** Begin **

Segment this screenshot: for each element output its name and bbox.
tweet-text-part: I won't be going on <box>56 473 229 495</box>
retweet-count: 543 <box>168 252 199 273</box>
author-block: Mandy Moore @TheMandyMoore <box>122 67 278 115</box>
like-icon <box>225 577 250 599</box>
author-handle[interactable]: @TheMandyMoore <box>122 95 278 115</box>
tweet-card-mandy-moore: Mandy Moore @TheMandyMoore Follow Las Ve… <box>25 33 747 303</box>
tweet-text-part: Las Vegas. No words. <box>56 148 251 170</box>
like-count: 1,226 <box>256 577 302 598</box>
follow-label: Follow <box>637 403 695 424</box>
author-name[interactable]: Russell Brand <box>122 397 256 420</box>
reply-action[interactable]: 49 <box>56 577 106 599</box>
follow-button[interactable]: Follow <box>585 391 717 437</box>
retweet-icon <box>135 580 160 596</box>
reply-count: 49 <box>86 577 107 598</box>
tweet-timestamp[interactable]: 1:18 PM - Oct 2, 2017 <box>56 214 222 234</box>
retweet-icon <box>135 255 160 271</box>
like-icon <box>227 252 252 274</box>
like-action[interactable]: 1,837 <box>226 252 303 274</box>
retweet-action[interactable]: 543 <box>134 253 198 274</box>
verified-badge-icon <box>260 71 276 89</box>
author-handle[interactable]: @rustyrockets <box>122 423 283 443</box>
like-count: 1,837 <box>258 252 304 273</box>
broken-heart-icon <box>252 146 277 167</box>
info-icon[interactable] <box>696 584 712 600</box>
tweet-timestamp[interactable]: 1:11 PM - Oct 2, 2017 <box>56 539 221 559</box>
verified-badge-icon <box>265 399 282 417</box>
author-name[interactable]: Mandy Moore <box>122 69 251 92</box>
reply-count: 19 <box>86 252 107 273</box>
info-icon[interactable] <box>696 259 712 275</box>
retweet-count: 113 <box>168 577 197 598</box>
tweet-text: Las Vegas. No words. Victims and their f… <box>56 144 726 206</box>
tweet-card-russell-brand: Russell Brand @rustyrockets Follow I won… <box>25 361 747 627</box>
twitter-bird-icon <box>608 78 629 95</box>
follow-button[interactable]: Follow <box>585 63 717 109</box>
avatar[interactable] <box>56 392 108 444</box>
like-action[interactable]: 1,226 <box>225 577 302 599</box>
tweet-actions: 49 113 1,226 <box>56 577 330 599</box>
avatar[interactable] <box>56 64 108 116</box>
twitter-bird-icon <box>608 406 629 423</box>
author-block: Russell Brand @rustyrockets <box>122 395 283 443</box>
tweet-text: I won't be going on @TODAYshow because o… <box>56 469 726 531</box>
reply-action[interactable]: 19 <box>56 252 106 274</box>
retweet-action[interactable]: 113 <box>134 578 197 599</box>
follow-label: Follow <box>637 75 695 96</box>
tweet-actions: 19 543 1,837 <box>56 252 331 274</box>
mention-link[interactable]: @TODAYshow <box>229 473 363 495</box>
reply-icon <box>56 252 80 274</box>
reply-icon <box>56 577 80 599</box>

** End **

Copy out all the rows above, substituting "help-icon" for every "info-icon" and leaving everything else unchanged.

■ Answer to the exercise
Segment this screenshot: for each element output its name and bbox.
tweet-text-part: I won't be going on <box>56 473 229 495</box>
retweet-count: 543 <box>168 252 199 273</box>
author-block: Mandy Moore @TheMandyMoore <box>122 67 278 115</box>
like-icon <box>225 577 250 599</box>
author-handle[interactable]: @TheMandyMoore <box>122 95 278 115</box>
tweet-card-mandy-moore: Mandy Moore @TheMandyMoore Follow Las Ve… <box>25 33 747 303</box>
tweet-text-part: Las Vegas. No words. <box>56 148 251 170</box>
like-count: 1,226 <box>256 577 302 598</box>
follow-label: Follow <box>637 403 695 424</box>
author-name[interactable]: Russell Brand <box>122 397 256 420</box>
reply-action[interactable]: 49 <box>56 577 106 599</box>
follow-button[interactable]: Follow <box>585 391 717 437</box>
retweet-icon <box>135 580 160 596</box>
reply-count: 49 <box>86 577 107 598</box>
tweet-timestamp[interactable]: 1:18 PM - Oct 2, 2017 <box>56 214 222 234</box>
retweet-icon <box>135 255 160 271</box>
like-icon <box>227 252 252 274</box>
like-action[interactable]: 1,837 <box>226 252 303 274</box>
retweet-action[interactable]: 543 <box>134 253 198 274</box>
verified-badge-icon <box>260 71 276 89</box>
author-handle[interactable]: @rustyrockets <box>122 423 283 443</box>
like-count: 1,837 <box>258 252 304 273</box>
broken-heart-icon <box>252 146 277 167</box>
help-icon[interactable] <box>696 584 712 600</box>
tweet-timestamp[interactable]: 1:11 PM - Oct 2, 2017 <box>56 539 221 559</box>
verified-badge-icon <box>265 399 282 417</box>
author-name[interactable]: Mandy Moore <box>122 69 251 92</box>
reply-count: 19 <box>86 252 107 273</box>
help-icon[interactable] <box>696 259 712 275</box>
retweet-count: 113 <box>168 577 197 598</box>
tweet-text: Las Vegas. No words. Victims and their f… <box>56 144 726 206</box>
tweet-card-russell-brand: Russell Brand @rustyrockets Follow I won… <box>25 361 747 627</box>
twitter-bird-icon <box>608 78 629 95</box>
follow-button[interactable]: Follow <box>585 63 717 109</box>
avatar[interactable] <box>56 392 108 444</box>
like-action[interactable]: 1,226 <box>225 577 302 599</box>
tweet-actions: 49 113 1,226 <box>56 577 330 599</box>
avatar[interactable] <box>56 64 108 116</box>
twitter-bird-icon <box>608 406 629 423</box>
author-block: Russell Brand @rustyrockets <box>122 395 283 443</box>
tweet-text: I won't be going on @TODAYshow because o… <box>56 469 726 531</box>
reply-action[interactable]: 19 <box>56 252 106 274</box>
retweet-action[interactable]: 113 <box>134 578 197 599</box>
follow-label: Follow <box>637 75 695 96</box>
tweet-actions: 19 543 1,837 <box>56 252 331 274</box>
mention-link[interactable]: @TODAYshow <box>229 473 363 495</box>
reply-icon <box>56 252 80 274</box>
reply-icon <box>56 577 80 599</box>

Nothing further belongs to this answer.